Given entries:
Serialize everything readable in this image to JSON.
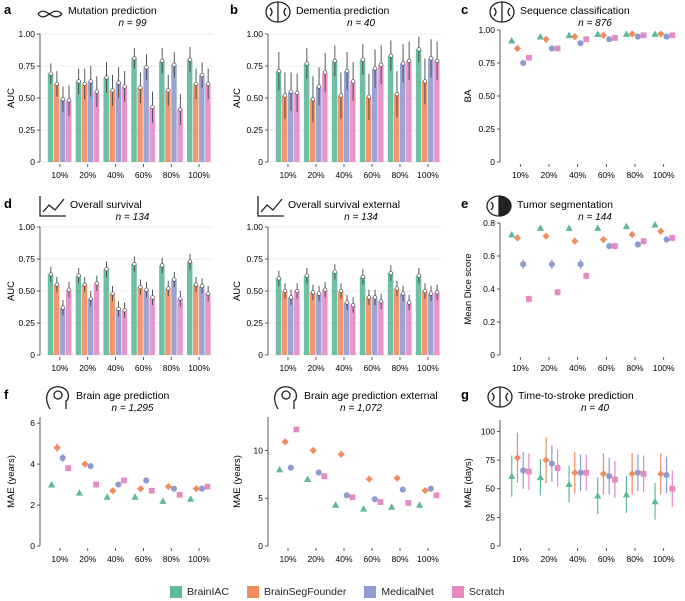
{
  "colors": {
    "BrainIAC": "#5fb89a",
    "BrainSegFounder": "#f08c5e",
    "MedicalNet": "#8f9bd0",
    "Scratch": "#e58ac4",
    "errorbar": "#333333",
    "grid": "#dddddd"
  },
  "legend": {
    "items": [
      {
        "name": "BrainIAC",
        "color": "#5fb89a"
      },
      {
        "name": "BrainSegFounder",
        "color": "#f08c5e"
      },
      {
        "name": "MedicalNet",
        "color": "#8f9bd0"
      },
      {
        "name": "Scratch",
        "color": "#e58ac4"
      }
    ]
  },
  "chart_data": [
    {
      "id": "a",
      "panel_letter": "a",
      "type": "bar",
      "title": "Mutation prediction",
      "subtitle": "n = 99",
      "icon": "dna-icon",
      "ylabel": "AUC",
      "ylim": [
        0,
        1.0
      ],
      "yticks": [
        "0",
        "0.25",
        "0.50",
        "0.75",
        "1.00"
      ],
      "categories": [
        "10%",
        "20%",
        "40%",
        "60%",
        "80%",
        "100%"
      ],
      "series": [
        {
          "name": "BrainIAC",
          "values": [
            0.69,
            0.63,
            0.66,
            0.81,
            0.79,
            0.8
          ],
          "err": [
            0.08,
            0.1,
            0.12,
            0.08,
            0.1,
            0.1
          ]
        },
        {
          "name": "BrainSegFounder",
          "values": [
            0.61,
            0.61,
            0.56,
            0.58,
            0.56,
            0.61
          ],
          "err": [
            0.1,
            0.12,
            0.12,
            0.12,
            0.12,
            0.12
          ]
        },
        {
          "name": "MedicalNet",
          "values": [
            0.49,
            0.63,
            0.62,
            0.74,
            0.76,
            0.68
          ],
          "err": [
            0.1,
            0.12,
            0.12,
            0.1,
            0.1,
            0.1
          ]
        },
        {
          "name": "Scratch",
          "values": [
            0.48,
            0.55,
            0.59,
            0.43,
            0.41,
            0.61
          ],
          "err": [
            0.12,
            0.12,
            0.12,
            0.12,
            0.12,
            0.12
          ]
        }
      ]
    },
    {
      "id": "b",
      "panel_letter": "b",
      "type": "bar",
      "title": "Dementia prediction",
      "subtitle": "n = 40",
      "icon": "brain-icon",
      "ylabel": "AUC",
      "ylim": [
        0,
        1.0
      ],
      "yticks": [
        "0",
        "0.25",
        "0.50",
        "0.75",
        "1.00"
      ],
      "categories": [
        "10%",
        "20%",
        "40%",
        "60%",
        "80%",
        "100%"
      ],
      "series": [
        {
          "name": "BrainIAC",
          "values": [
            0.71,
            0.77,
            0.79,
            0.8,
            0.83,
            0.88
          ],
          "err": [
            0.15,
            0.12,
            0.12,
            0.12,
            0.12,
            0.1
          ]
        },
        {
          "name": "BrainSegFounder",
          "values": [
            0.52,
            0.49,
            0.52,
            0.51,
            0.53,
            0.63
          ],
          "err": [
            0.18,
            0.18,
            0.18,
            0.18,
            0.18,
            0.18
          ]
        },
        {
          "name": "MedicalNet",
          "values": [
            0.55,
            0.59,
            0.71,
            0.73,
            0.77,
            0.81
          ],
          "err": [
            0.15,
            0.15,
            0.15,
            0.15,
            0.15,
            0.15
          ]
        },
        {
          "name": "Scratch",
          "values": [
            0.54,
            0.7,
            0.63,
            0.76,
            0.79,
            0.79
          ],
          "err": [
            0.15,
            0.15,
            0.15,
            0.15,
            0.15,
            0.15
          ]
        }
      ]
    },
    {
      "id": "c",
      "panel_letter": "c",
      "type": "scatter",
      "title": "Sequence classification",
      "subtitle": "n = 876",
      "icon": "brain-icon",
      "ylabel": "BA",
      "ylim": [
        0,
        1.0
      ],
      "yticks": [
        "0",
        "0.25",
        "0.50",
        "0.75",
        "1.00"
      ],
      "categories": [
        "10%",
        "20%",
        "40%",
        "60%",
        "80%",
        "100%"
      ],
      "series": [
        {
          "name": "BrainIAC",
          "values": [
            0.92,
            0.95,
            0.96,
            0.97,
            0.97,
            0.97
          ],
          "err": [
            0.01,
            0.01,
            0.01,
            0.01,
            0.01,
            0.01
          ]
        },
        {
          "name": "BrainSegFounder",
          "values": [
            0.86,
            0.93,
            0.95,
            0.96,
            0.97,
            0.97
          ],
          "err": [
            0.01,
            0.01,
            0.01,
            0.01,
            0.01,
            0.01
          ]
        },
        {
          "name": "MedicalNet",
          "values": [
            0.75,
            0.86,
            0.9,
            0.93,
            0.95,
            0.95
          ],
          "err": [
            0.01,
            0.01,
            0.01,
            0.01,
            0.01,
            0.01
          ]
        },
        {
          "name": "Scratch",
          "values": [
            0.79,
            0.86,
            0.93,
            0.94,
            0.96,
            0.96
          ],
          "err": [
            0.01,
            0.01,
            0.01,
            0.01,
            0.01,
            0.01
          ]
        }
      ]
    },
    {
      "id": "d1",
      "panel_letter": "d",
      "type": "bar",
      "title": "Overall survival",
      "subtitle": "n = 134",
      "icon": "trend-chart-icon",
      "ylabel": "AUC",
      "ylim": [
        0,
        1.0
      ],
      "yticks": [
        "0",
        "0.25",
        "0.50",
        "0.75",
        "1.00"
      ],
      "categories": [
        "10%",
        "20%",
        "40%",
        "60%",
        "80%",
        "100%"
      ],
      "series": [
        {
          "name": "BrainIAC",
          "values": [
            0.63,
            0.62,
            0.67,
            0.71,
            0.7,
            0.73
          ],
          "err": [
            0.06,
            0.06,
            0.06,
            0.06,
            0.06,
            0.06
          ]
        },
        {
          "name": "BrainSegFounder",
          "values": [
            0.55,
            0.55,
            0.48,
            0.53,
            0.52,
            0.55
          ],
          "err": [
            0.06,
            0.06,
            0.06,
            0.06,
            0.06,
            0.06
          ]
        },
        {
          "name": "MedicalNet",
          "values": [
            0.37,
            0.44,
            0.36,
            0.51,
            0.59,
            0.54
          ],
          "err": [
            0.06,
            0.06,
            0.06,
            0.06,
            0.06,
            0.06
          ]
        },
        {
          "name": "Scratch",
          "values": [
            0.51,
            0.56,
            0.35,
            0.45,
            0.44,
            0.48
          ],
          "err": [
            0.06,
            0.06,
            0.06,
            0.06,
            0.06,
            0.06
          ]
        }
      ]
    },
    {
      "id": "d2",
      "panel_letter": "",
      "type": "bar",
      "title": "Overall survival external",
      "subtitle": "n = 134",
      "icon": "trend-chart-icon",
      "ylabel": "AUC",
      "ylim": [
        0,
        1.0
      ],
      "yticks": [
        "0",
        "0.25",
        "0.50",
        "0.75",
        "1.00"
      ],
      "categories": [
        "10%",
        "20%",
        "40%",
        "60%",
        "80%",
        "100%"
      ],
      "series": [
        {
          "name": "BrainIAC",
          "values": [
            0.6,
            0.62,
            0.65,
            0.61,
            0.64,
            0.62
          ],
          "err": [
            0.06,
            0.06,
            0.06,
            0.06,
            0.06,
            0.06
          ]
        },
        {
          "name": "BrainSegFounder",
          "values": [
            0.5,
            0.49,
            0.5,
            0.45,
            0.52,
            0.5
          ],
          "err": [
            0.06,
            0.06,
            0.06,
            0.06,
            0.06,
            0.06
          ]
        },
        {
          "name": "MedicalNet",
          "values": [
            0.45,
            0.48,
            0.41,
            0.45,
            0.48,
            0.48
          ],
          "err": [
            0.06,
            0.06,
            0.06,
            0.06,
            0.06,
            0.06
          ]
        },
        {
          "name": "Scratch",
          "values": [
            0.5,
            0.51,
            0.39,
            0.42,
            0.41,
            0.49
          ],
          "err": [
            0.06,
            0.06,
            0.06,
            0.06,
            0.06,
            0.06
          ]
        }
      ]
    },
    {
      "id": "e",
      "panel_letter": "e",
      "type": "scatter",
      "title": "Tumor segmentation",
      "subtitle": "n = 144",
      "icon": "brain-half-icon",
      "ylabel": "Mean Dice score",
      "ylim": [
        0,
        0.8
      ],
      "yticks": [
        "0",
        "0.2",
        "0.4",
        "0.6",
        "0.8"
      ],
      "categories": [
        "10%",
        "20%",
        "40%",
        "60%",
        "80%",
        "100%"
      ],
      "series": [
        {
          "name": "BrainIAC",
          "values": [
            0.73,
            0.77,
            0.77,
            0.77,
            0.78,
            0.79
          ],
          "err": [
            0.01,
            0.01,
            0.01,
            0.01,
            0.01,
            0.01
          ]
        },
        {
          "name": "BrainSegFounder",
          "values": [
            0.71,
            0.72,
            0.69,
            0.7,
            0.73,
            0.75
          ],
          "err": [
            0.02,
            0.02,
            0.02,
            0.02,
            0.02,
            0.02
          ]
        },
        {
          "name": "MedicalNet",
          "values": [
            0.55,
            0.55,
            0.55,
            0.66,
            0.67,
            0.7
          ],
          "err": [
            0.03,
            0.03,
            0.03,
            0.02,
            0.02,
            0.02
          ]
        },
        {
          "name": "Scratch",
          "values": [
            0.34,
            0.38,
            0.48,
            0.66,
            0.69,
            0.71
          ],
          "err": [
            0.02,
            0.02,
            0.02,
            0.02,
            0.02,
            0.02
          ]
        }
      ]
    },
    {
      "id": "f1",
      "panel_letter": "f",
      "type": "scatter",
      "title": "Brain age prediction",
      "subtitle": "n = 1,295",
      "icon": "head-brain-icon",
      "ylabel": "MAE (years)",
      "ylim": [
        0,
        6.3
      ],
      "yticks": [
        "0",
        "2",
        "4",
        "6"
      ],
      "ytick_values": [
        0,
        2,
        4,
        6
      ],
      "categories": [
        "10%",
        "20%",
        "40%",
        "60%",
        "80%",
        "100%"
      ],
      "series": [
        {
          "name": "BrainIAC",
          "values": [
            3.0,
            2.6,
            2.4,
            2.4,
            2.2,
            2.3
          ],
          "err": [
            0.1,
            0.1,
            0.1,
            0.1,
            0.1,
            0.1
          ]
        },
        {
          "name": "BrainSegFounder",
          "values": [
            4.8,
            4.0,
            2.7,
            2.8,
            2.9,
            2.8
          ],
          "err": [
            0.2,
            0.15,
            0.1,
            0.1,
            0.1,
            0.1
          ]
        },
        {
          "name": "MedicalNet",
          "values": [
            4.3,
            3.9,
            3.0,
            3.2,
            2.8,
            2.8
          ],
          "err": [
            0.2,
            0.15,
            0.1,
            0.15,
            0.1,
            0.1
          ]
        },
        {
          "name": "Scratch",
          "values": [
            3.8,
            3.0,
            3.2,
            2.7,
            2.5,
            2.9
          ],
          "err": [
            0.15,
            0.1,
            0.1,
            0.1,
            0.1,
            0.1
          ]
        }
      ]
    },
    {
      "id": "f2",
      "panel_letter": "",
      "type": "scatter",
      "title": "Brain age prediction external",
      "subtitle": "n = 1,072",
      "icon": "head-brain-icon",
      "ylabel": "MAE (years)",
      "ylim": [
        0,
        13.5
      ],
      "yticks": [
        "0",
        "5",
        "10"
      ],
      "ytick_values": [
        0,
        5,
        10
      ],
      "categories": [
        "10%",
        "20%",
        "40%",
        "60%",
        "80%",
        "100%"
      ],
      "series": [
        {
          "name": "BrainIAC",
          "values": [
            8.0,
            7.0,
            4.3,
            3.9,
            4.1,
            4.3
          ],
          "err": [
            0.2,
            0.2,
            0.2,
            0.2,
            0.2,
            0.2
          ]
        },
        {
          "name": "BrainSegFounder",
          "values": [
            10.9,
            10.0,
            9.6,
            7.0,
            7.1,
            5.8
          ],
          "err": [
            0.3,
            0.3,
            0.3,
            0.3,
            0.3,
            0.3
          ]
        },
        {
          "name": "MedicalNet",
          "values": [
            8.2,
            7.7,
            5.3,
            4.9,
            5.9,
            6.0
          ],
          "err": [
            0.3,
            0.2,
            0.2,
            0.2,
            0.2,
            0.2
          ]
        },
        {
          "name": "Scratch",
          "values": [
            12.2,
            7.3,
            5.1,
            4.6,
            4.5,
            5.3
          ],
          "err": [
            0.3,
            0.2,
            0.2,
            0.2,
            0.2,
            0.2
          ]
        }
      ]
    },
    {
      "id": "g",
      "panel_letter": "g",
      "type": "scatter",
      "title": "Time-to-stroke prediction",
      "subtitle": "n = 40",
      "icon": "brain-clock-icon",
      "ylabel": "MAE (days)",
      "ylim": [
        0,
        110
      ],
      "yticks": [
        "0",
        "25",
        "50",
        "75",
        "100"
      ],
      "ytick_values": [
        0,
        25,
        50,
        75,
        100
      ],
      "categories": [
        "10%",
        "20%",
        "40%",
        "60%",
        "80%",
        "100%"
      ],
      "series": [
        {
          "name": "BrainIAC",
          "values": [
            61,
            60,
            54,
            44,
            45,
            39
          ],
          "err": [
            18,
            16,
            16,
            16,
            16,
            16
          ]
        },
        {
          "name": "BrainSegFounder",
          "values": [
            77,
            75,
            64,
            63,
            63,
            63
          ],
          "err": [
            22,
            20,
            18,
            18,
            18,
            18
          ]
        },
        {
          "name": "MedicalNet",
          "values": [
            66,
            72,
            64,
            61,
            64,
            62
          ],
          "err": [
            16,
            16,
            16,
            16,
            16,
            16
          ]
        },
        {
          "name": "Scratch",
          "values": [
            65,
            68,
            64,
            58,
            63,
            50
          ],
          "err": [
            16,
            16,
            16,
            16,
            16,
            16
          ]
        }
      ]
    }
  ]
}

What is being asked:
Where the string "external" occurs in the data, return the whole line.

Your response:
      "title": "Overall survival external",
      "title": "Brain age prediction external",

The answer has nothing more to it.